_ABOUT THIS TASK_
The word "November" marks the lines to report; pull each of them from the listing.

_THE DATA_
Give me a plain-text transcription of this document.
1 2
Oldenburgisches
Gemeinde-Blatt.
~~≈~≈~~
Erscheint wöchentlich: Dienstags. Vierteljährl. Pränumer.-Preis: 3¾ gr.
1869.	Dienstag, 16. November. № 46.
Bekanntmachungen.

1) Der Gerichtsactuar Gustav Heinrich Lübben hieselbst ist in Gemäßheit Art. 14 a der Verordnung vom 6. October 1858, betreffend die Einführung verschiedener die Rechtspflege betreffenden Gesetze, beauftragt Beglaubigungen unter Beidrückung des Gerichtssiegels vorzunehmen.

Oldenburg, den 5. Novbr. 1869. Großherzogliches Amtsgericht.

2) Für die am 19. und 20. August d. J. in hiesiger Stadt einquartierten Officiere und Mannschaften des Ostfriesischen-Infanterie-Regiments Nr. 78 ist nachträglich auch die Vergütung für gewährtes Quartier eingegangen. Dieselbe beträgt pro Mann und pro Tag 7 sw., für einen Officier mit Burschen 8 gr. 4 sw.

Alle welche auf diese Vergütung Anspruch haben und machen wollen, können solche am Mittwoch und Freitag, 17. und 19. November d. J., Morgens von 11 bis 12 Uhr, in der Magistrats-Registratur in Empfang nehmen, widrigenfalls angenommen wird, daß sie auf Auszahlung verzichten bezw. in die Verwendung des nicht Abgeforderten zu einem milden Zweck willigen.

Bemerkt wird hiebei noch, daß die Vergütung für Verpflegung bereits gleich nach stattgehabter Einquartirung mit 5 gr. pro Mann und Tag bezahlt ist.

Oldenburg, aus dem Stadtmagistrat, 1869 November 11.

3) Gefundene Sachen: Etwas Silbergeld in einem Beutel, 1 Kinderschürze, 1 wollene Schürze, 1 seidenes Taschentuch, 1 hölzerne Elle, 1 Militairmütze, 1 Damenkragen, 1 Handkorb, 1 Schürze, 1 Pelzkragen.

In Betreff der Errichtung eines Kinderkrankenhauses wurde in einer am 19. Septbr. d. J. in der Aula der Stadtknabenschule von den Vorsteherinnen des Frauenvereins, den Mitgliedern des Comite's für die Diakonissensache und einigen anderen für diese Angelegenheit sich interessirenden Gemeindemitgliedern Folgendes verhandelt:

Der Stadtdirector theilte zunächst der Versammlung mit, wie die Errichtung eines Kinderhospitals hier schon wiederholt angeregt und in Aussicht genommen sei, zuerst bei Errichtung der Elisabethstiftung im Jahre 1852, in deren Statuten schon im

_ANSWER FOR THE TASK_
1869.	Dienstag, 16. November. № 46.
Alle welche auf diese Vergütung Anspruch haben und machen wollen, können solche am Mittwoch und Freitag, 17. und 19. November d. J., Morgens von 11 bis 12 Uhr, in der Magistrats-Registratur in Empfang nehmen, widrigenfalls angenommen wird, daß sie auf Auszahlung verzichten bezw. in die Verwendung des nicht Abgeforderten zu einem milden Zweck willigen.
Oldenburg, aus dem Stadtmagistrat, 1869 November 11.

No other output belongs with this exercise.